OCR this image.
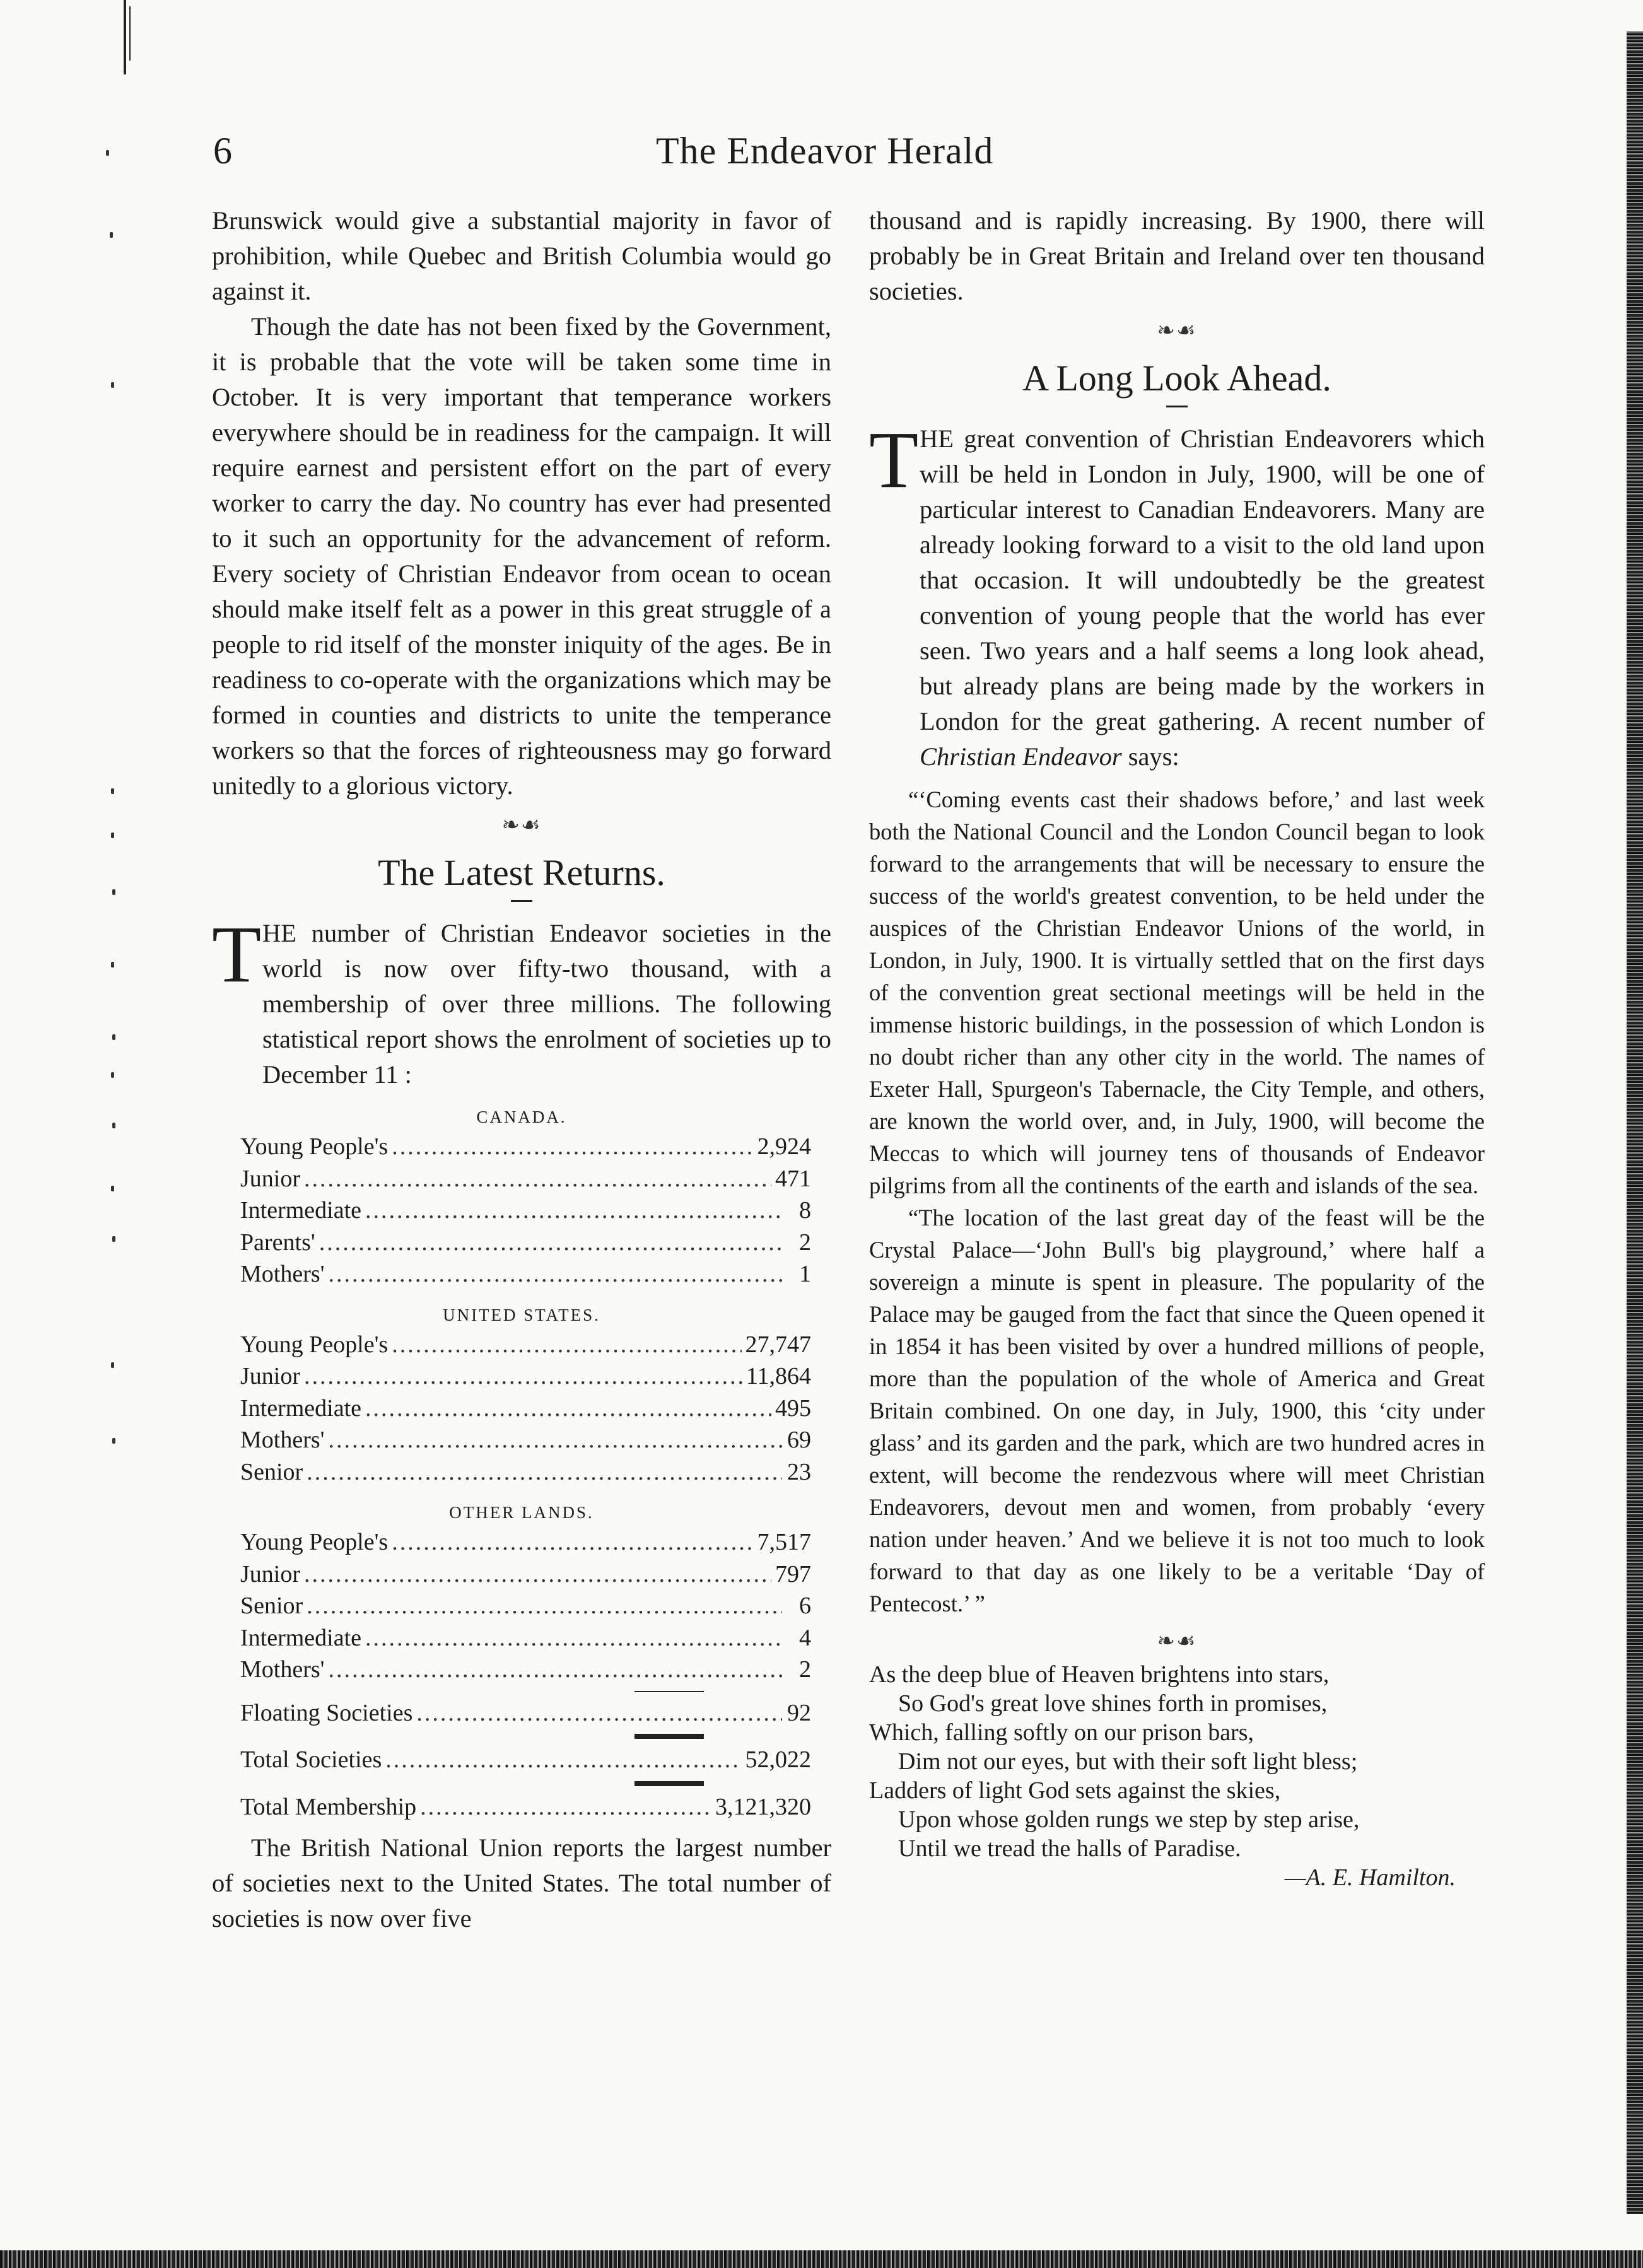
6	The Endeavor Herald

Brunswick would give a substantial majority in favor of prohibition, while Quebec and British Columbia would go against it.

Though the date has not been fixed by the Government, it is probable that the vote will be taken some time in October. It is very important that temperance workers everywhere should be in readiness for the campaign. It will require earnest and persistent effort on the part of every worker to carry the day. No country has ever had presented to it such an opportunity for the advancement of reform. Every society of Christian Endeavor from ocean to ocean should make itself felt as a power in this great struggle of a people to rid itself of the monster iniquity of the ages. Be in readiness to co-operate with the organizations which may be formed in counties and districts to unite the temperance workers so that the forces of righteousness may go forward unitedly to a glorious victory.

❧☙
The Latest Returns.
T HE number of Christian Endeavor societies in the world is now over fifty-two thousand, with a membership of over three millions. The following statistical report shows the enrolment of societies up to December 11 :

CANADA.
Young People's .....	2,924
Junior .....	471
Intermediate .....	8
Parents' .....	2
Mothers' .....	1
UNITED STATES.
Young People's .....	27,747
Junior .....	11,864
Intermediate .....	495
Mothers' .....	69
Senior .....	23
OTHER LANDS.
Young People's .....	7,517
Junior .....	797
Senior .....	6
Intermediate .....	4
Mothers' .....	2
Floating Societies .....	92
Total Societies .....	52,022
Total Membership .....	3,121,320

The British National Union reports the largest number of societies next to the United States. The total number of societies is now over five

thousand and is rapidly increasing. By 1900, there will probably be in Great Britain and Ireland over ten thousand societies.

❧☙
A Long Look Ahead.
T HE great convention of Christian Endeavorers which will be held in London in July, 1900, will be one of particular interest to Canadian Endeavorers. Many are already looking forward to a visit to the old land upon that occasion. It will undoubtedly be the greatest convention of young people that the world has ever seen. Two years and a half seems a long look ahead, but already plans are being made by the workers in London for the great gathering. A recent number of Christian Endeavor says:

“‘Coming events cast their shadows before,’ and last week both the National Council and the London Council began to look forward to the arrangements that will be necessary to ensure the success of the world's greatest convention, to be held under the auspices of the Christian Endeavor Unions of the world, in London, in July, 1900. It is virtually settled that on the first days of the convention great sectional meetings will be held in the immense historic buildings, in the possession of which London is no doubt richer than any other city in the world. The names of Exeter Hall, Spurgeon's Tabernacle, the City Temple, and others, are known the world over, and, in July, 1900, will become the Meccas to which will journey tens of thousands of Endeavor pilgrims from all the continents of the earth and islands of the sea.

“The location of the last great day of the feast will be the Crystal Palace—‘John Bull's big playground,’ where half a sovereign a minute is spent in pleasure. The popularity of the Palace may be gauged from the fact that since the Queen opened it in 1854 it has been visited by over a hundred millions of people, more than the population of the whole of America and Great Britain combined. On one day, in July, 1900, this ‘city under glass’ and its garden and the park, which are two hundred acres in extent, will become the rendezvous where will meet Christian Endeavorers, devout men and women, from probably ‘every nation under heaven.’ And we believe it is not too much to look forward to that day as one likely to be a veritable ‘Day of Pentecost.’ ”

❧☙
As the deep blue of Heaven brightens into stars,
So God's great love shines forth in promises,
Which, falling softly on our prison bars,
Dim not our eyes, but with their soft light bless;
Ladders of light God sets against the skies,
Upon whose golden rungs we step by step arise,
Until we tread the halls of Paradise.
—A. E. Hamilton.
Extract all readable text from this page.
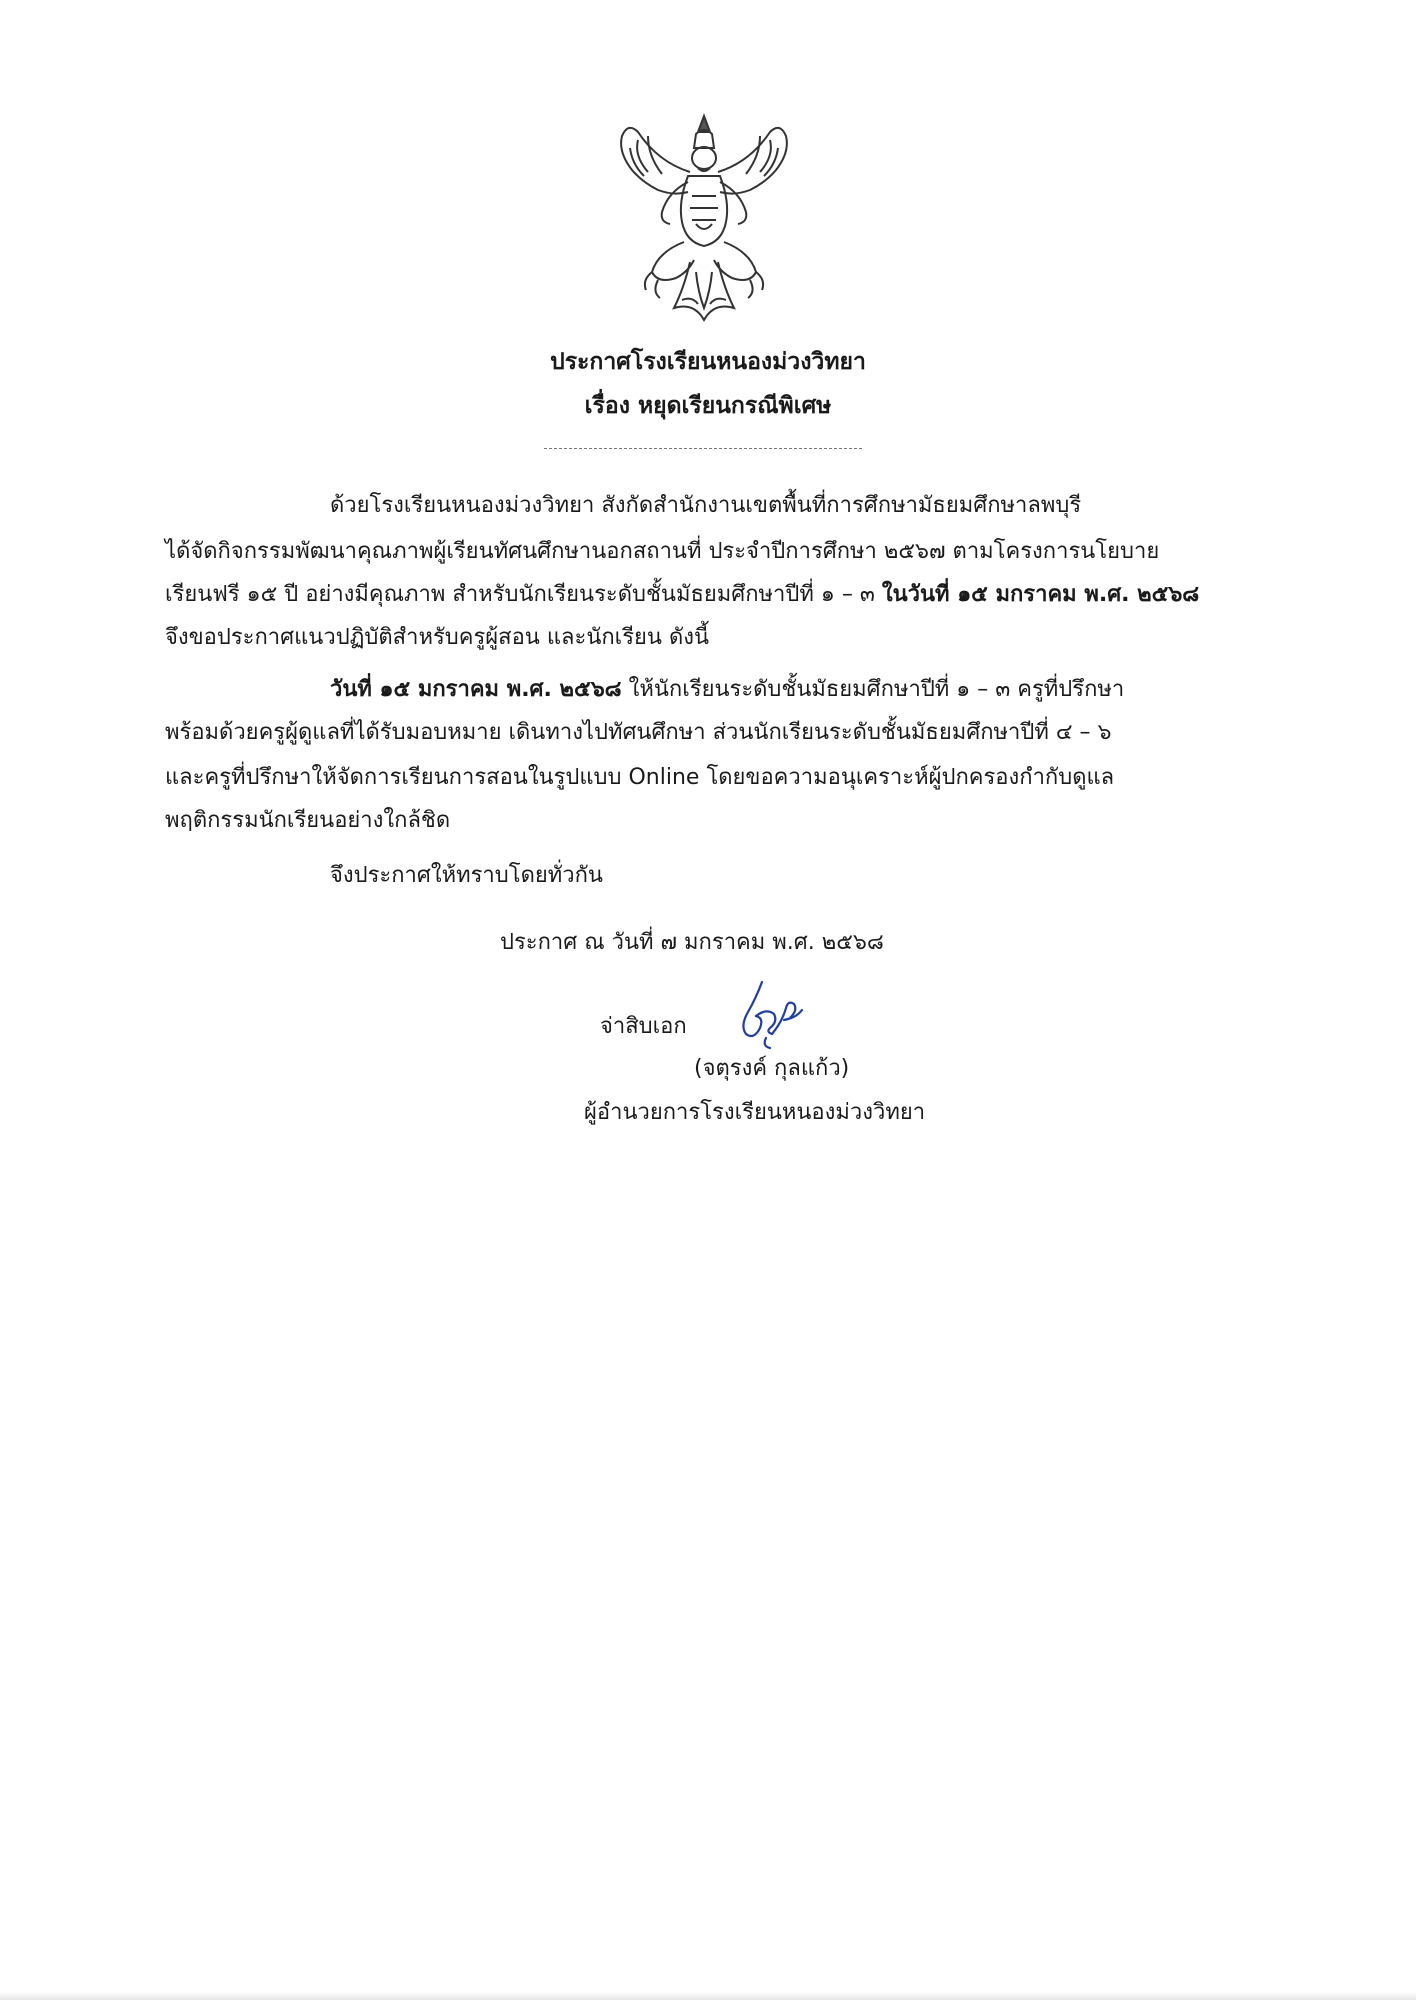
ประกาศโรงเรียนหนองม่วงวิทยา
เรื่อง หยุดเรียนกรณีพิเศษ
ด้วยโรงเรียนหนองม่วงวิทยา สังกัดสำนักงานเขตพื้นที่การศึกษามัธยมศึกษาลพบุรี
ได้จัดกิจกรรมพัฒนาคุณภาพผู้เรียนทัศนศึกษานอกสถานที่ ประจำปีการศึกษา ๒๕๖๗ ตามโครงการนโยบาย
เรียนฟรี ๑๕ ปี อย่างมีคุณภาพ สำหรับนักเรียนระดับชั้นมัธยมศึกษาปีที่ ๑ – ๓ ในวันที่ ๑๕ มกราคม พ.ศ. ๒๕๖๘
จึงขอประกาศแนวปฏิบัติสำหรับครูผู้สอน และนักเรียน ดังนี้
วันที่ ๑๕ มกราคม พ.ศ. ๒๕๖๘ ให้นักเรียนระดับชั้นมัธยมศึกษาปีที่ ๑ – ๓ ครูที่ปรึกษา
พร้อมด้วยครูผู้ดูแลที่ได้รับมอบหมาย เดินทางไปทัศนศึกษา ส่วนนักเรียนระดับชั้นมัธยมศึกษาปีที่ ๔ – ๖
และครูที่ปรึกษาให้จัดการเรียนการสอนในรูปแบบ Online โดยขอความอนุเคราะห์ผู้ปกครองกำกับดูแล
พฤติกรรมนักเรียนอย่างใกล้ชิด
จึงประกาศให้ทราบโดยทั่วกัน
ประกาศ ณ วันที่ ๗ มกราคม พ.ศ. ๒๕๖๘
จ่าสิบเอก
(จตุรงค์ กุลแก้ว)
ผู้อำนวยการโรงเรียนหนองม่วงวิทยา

####################

■ THE PROBLEM ■
From the material above, reproduce everything verbatim except the pictures.

■ FINISHED EXERCISE ■
OCR this image.
6	The Endeavor Herald

Brunswick would give a substantial majority in favor of prohibition, while Quebec and British Columbia would go against it.

Though the date has not been fixed by the Government, it is probable that the vote will be taken some time in October. It is very important that temperance workers everywhere should be in readiness for the campaign. It will require earnest and persistent effort on the part of every worker to carry the day. No country has ever had presented to it such an opportunity for the advancement of reform. Every society of Christian Endeavor from ocean to ocean should make itself felt as a power in this great struggle of a people to rid itself of the monster iniquity of the ages. Be in readiness to co-operate with the organizations which may be formed in counties and districts to unite the temperance workers so that the forces of righteousness may go forward unitedly to a glorious victory.

❧☙
The Latest Returns.
T HE number of Christian Endeavor societies in the world is now over fifty-two thousand, with a membership of over three millions. The following statistical report shows the enrolment of societies up to December 11 :

CANADA.
Young People's .....	2,924
Junior .....	471
Intermediate .....	8
Parents' .....	2
Mothers' .....	1
UNITED STATES.
Young People's .....	27,747
Junior .....	11,864
Intermediate .....	495
Mothers' .....	69
Senior .....	23
OTHER LANDS.
Young People's .....	7,517
Junior .....	797
Senior .....	6
Intermediate .....	4
Mothers' .....	2
Floating Societies .....	92
Total Societies .....	52,022
Total Membership .....	3,121,320

The British National Union reports the largest number of societies next to the United States. The total number of societies is now over five

thousand and is rapidly increasing. By 1900, there will probably be in Great Britain and Ireland over ten thousand societies.

❧☙
A Long Look Ahead.
T HE great convention of Christian Endeavorers which will be held in London in July, 1900, will be one of particular interest to Canadian Endeavorers. Many are already looking forward to a visit to the old land upon that occasion. It will undoubtedly be the greatest convention of young people that the world has ever seen. Two years and a half seems a long look ahead, but already plans are being made by the workers in London for the great gathering. A recent number of Christian Endeavor says:

“‘Coming events cast their shadows before,’ and last week both the National Council and the London Council began to look forward to the arrangements that will be necessary to ensure the success of the world's greatest convention, to be held under the auspices of the Christian Endeavor Unions of the world, in London, in July, 1900. It is virtually settled that on the first days of the convention great sectional meetings will be held in the immense historic buildings, in the possession of which London is no doubt richer than any other city in the world. The names of Exeter Hall, Spurgeon's Tabernacle, the City Temple, and others, are known the world over, and, in July, 1900, will become the Meccas to which will journey tens of thousands of Endeavor pilgrims from all the continents of the earth and islands of the sea.

“The location of the last great day of the feast will be the Crystal Palace—‘John Bull's big playground,’ where half a sovereign a minute is spent in pleasure. The popularity of the Palace may be gauged from the fact that since the Queen opened it in 1854 it has been visited by over a hundred millions of people, more than the population of the whole of America and Great Britain combined. On one day, in July, 1900, this ‘city under glass’ and its garden and the park, which are two hundred acres in extent, will become the rendezvous where will meet Christian Endeavorers, devout men and women, from probably ‘every nation under heaven.’ And we believe it is not too much to look forward to that day as one likely to be a veritable ‘Day of Pentecost.’ ”

❧☙
As the deep blue of Heaven brightens into stars,
So God's great love shines forth in promises,
Which, falling softly on our prison bars,
Dim not our eyes, but with their soft light bless;
Ladders of light God sets against the skies,
Upon whose golden rungs we step by step arise,
Until we tread the halls of Paradise.
—A. E. Hamilton.
Extract all readable text from this page.
ประกาศโรงเรียนหนองม่วงวิทยา
เรื่อง หยุดเรียนกรณีพิเศษ
ด้วยโรงเรียนหนองม่วงวิทยา สังกัดสำนักงานเขตพื้นที่การศึกษามัธยมศึกษาลพบุรี
ได้จัดกิจกรรมพัฒนาคุณภาพผู้เรียนทัศนศึกษานอกสถานที่ ประจำปีการศึกษา ๒๕๖๗ ตามโครงการนโยบาย
เรียนฟรี ๑๕ ปี อย่างมีคุณภาพ สำหรับนักเรียนระดับชั้นมัธยมศึกษาปีที่ ๑ – ๓ ในวันที่ ๑๕ มกราคม พ.ศ. ๒๕๖๘
จึงขอประกาศแนวปฏิบัติสำหรับครูผู้สอน และนักเรียน ดังนี้
วันที่ ๑๕ มกราคม พ.ศ. ๒๕๖๘ ให้นักเรียนระดับชั้นมัธยมศึกษาปีที่ ๑ – ๓ ครูที่ปรึกษา
พร้อมด้วยครูผู้ดูแลที่ได้รับมอบหมาย เดินทางไปทัศนศึกษา ส่วนนักเรียนระดับชั้นมัธยมศึกษาปีที่ ๔ – ๖
และครูที่ปรึกษาให้จัดการเรียนการสอนในรูปแบบ Online โดยขอความอนุเคราะห์ผู้ปกครองกำกับดูแล
พฤติกรรมนักเรียนอย่างใกล้ชิด
จึงประกาศให้ทราบโดยทั่วกัน
ประกาศ ณ วันที่ ๗ มกราคม พ.ศ. ๒๕๖๘
จ่าสิบเอก
(จตุรงค์ กุลแก้ว)
ผู้อำนวยการโรงเรียนหนองม่วงวิทยา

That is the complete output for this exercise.